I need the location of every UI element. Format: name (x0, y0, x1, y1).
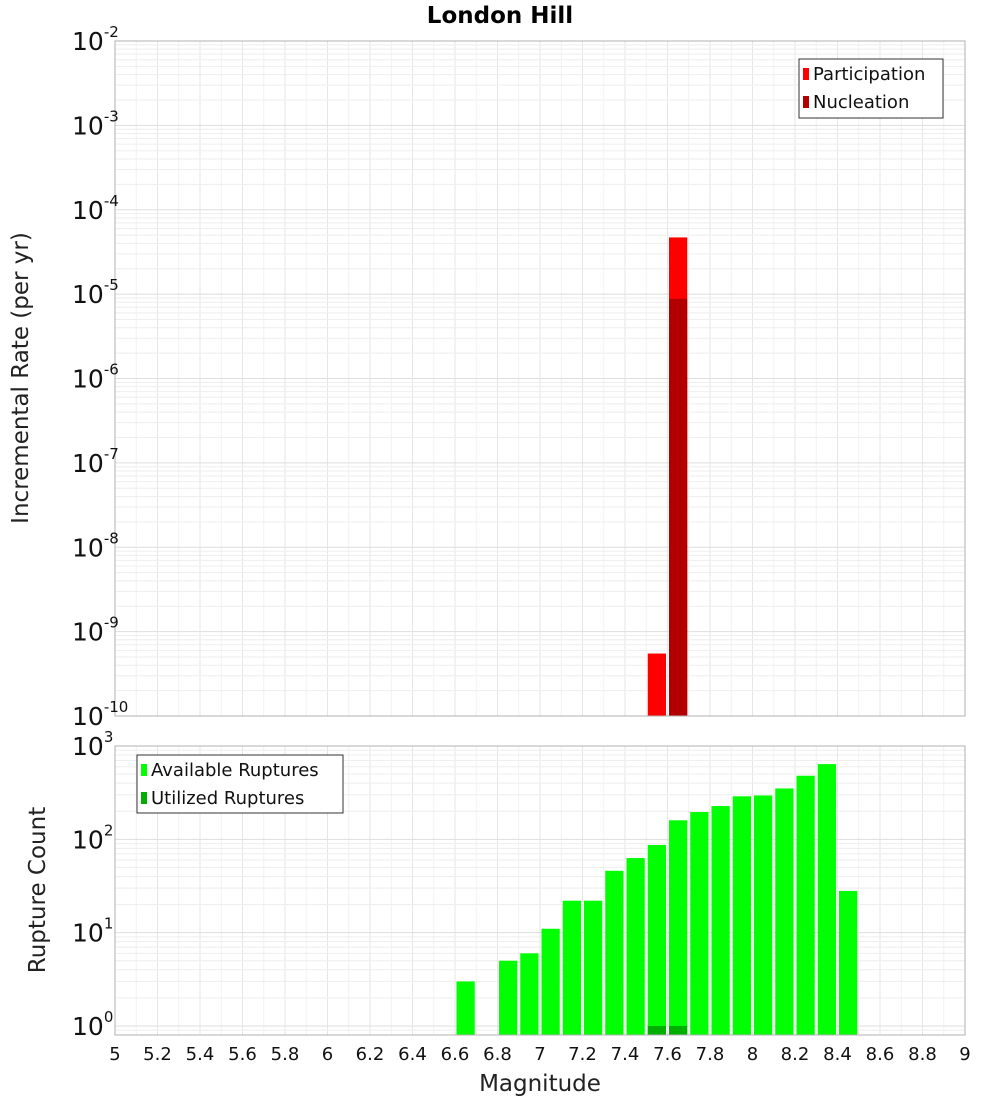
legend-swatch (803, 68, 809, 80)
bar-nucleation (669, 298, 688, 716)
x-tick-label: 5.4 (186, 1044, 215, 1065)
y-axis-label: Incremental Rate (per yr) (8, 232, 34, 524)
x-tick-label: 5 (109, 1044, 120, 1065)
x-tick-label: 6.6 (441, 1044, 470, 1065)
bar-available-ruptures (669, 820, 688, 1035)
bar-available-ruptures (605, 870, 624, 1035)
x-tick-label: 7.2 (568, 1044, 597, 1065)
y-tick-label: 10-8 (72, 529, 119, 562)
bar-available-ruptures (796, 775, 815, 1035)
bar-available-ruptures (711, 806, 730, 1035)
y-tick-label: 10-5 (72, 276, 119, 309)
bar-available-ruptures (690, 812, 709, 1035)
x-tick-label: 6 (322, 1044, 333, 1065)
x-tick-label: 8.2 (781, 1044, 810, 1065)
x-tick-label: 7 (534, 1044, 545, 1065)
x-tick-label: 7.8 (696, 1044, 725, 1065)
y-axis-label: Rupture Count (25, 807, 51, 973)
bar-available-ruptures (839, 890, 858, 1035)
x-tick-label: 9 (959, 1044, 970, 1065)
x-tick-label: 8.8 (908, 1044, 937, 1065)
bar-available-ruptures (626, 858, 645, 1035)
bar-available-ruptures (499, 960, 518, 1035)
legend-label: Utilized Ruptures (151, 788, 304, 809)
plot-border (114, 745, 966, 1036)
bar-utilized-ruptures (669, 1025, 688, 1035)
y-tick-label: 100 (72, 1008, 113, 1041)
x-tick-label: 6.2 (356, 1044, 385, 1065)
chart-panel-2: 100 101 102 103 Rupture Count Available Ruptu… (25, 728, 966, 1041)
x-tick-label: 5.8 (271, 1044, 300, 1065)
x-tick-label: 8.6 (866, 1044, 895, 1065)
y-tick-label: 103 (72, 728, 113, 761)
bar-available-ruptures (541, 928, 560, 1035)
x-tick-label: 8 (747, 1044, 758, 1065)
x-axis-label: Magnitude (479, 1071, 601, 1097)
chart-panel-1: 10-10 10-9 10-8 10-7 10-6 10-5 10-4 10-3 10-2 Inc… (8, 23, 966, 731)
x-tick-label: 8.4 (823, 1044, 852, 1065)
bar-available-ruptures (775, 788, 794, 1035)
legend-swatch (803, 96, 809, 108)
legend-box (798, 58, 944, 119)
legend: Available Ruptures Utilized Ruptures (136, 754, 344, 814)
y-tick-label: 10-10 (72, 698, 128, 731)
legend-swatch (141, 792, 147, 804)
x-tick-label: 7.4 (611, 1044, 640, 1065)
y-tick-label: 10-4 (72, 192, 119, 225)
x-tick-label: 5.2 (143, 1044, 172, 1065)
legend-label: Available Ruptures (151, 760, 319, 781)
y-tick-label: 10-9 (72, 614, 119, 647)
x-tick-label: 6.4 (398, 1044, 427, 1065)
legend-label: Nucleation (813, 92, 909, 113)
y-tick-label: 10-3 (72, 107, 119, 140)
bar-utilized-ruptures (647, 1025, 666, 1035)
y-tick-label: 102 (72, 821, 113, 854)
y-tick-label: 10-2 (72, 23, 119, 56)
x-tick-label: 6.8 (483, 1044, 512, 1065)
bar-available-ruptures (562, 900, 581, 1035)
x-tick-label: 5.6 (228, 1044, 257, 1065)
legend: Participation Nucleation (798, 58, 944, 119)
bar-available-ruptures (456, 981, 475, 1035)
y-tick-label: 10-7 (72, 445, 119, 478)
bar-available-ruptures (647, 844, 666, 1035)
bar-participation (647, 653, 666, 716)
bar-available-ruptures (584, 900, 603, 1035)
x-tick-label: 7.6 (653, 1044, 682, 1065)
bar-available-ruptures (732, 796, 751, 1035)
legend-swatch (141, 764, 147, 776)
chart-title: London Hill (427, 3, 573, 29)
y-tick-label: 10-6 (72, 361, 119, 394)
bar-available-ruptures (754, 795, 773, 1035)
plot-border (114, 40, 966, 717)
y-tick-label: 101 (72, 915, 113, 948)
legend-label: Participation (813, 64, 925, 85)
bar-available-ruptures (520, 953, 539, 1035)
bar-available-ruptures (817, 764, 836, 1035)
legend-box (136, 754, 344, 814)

* * *

**THE TASK:** Report each line in the items above that contains the string "swatch", copying the whole line unchanged.

**CORRECT OUTPUT:**
legend-swatch (803, 68, 809, 80)
legend-swatch (803, 96, 809, 108)
legend-swatch (141, 792, 147, 804)
legend-swatch (141, 764, 147, 776)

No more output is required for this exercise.